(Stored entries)
★ ★ ★ ★ ★ ★ ★

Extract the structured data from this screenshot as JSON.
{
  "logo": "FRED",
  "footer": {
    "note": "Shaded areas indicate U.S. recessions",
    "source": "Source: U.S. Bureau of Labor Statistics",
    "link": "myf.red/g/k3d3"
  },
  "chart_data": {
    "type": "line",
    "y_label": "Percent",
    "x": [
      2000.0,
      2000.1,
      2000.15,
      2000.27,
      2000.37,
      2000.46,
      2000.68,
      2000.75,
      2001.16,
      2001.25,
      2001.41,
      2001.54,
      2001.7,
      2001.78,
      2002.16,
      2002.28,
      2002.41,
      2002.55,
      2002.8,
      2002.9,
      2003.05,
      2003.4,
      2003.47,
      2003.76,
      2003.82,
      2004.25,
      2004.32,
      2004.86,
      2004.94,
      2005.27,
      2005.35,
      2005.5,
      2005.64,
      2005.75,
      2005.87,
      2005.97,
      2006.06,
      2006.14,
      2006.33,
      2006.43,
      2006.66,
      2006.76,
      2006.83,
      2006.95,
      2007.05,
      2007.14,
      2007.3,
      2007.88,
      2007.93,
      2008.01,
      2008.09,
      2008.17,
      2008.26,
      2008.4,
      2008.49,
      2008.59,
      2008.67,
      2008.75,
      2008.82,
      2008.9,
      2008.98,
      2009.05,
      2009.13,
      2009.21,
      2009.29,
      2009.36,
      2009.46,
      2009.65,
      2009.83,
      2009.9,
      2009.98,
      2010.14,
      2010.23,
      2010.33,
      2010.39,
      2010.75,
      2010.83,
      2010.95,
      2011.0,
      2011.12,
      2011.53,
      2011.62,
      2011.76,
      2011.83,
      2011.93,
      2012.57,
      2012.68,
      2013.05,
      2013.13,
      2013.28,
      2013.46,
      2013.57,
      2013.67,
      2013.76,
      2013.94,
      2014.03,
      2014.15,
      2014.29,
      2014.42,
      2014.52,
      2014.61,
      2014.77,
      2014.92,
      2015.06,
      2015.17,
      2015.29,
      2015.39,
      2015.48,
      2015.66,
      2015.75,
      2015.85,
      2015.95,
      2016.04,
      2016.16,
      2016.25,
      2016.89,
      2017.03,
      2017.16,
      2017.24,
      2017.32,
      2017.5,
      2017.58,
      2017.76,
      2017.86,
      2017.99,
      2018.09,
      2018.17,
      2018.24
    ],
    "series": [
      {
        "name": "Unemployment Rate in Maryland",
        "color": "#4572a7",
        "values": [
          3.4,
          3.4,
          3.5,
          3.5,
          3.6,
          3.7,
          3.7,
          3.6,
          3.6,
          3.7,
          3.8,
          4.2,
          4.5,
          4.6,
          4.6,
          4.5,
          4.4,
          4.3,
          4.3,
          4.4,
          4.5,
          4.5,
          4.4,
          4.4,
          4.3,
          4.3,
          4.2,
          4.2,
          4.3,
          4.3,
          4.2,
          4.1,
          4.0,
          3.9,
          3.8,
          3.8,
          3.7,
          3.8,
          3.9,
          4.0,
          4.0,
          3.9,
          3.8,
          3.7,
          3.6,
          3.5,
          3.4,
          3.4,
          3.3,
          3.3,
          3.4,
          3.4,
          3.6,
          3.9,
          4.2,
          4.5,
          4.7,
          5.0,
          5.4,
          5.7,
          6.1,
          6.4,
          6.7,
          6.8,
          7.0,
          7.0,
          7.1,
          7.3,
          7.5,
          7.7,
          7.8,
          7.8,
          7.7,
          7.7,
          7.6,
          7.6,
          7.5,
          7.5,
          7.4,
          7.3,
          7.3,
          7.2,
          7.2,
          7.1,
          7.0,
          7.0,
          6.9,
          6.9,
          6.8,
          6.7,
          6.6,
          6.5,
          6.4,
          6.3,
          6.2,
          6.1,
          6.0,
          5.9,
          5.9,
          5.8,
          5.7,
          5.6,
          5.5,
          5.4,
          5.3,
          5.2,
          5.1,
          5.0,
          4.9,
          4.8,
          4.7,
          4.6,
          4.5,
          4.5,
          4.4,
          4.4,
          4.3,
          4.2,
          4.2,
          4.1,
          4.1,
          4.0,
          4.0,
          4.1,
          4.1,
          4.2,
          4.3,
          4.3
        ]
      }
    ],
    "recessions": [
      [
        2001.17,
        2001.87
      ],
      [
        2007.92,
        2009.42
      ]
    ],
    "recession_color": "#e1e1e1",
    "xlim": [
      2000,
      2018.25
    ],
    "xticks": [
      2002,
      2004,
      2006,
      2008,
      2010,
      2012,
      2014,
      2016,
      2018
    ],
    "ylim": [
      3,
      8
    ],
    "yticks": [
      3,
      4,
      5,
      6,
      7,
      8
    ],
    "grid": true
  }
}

★ ★ ★ ★ ★ ★ ★

» **WRITTEN TASK**
List all lines in the material containing the string "recessions".

» **RESULT**
    "note": "Shaded areas indicate U.S. recessions",
    "recessions": [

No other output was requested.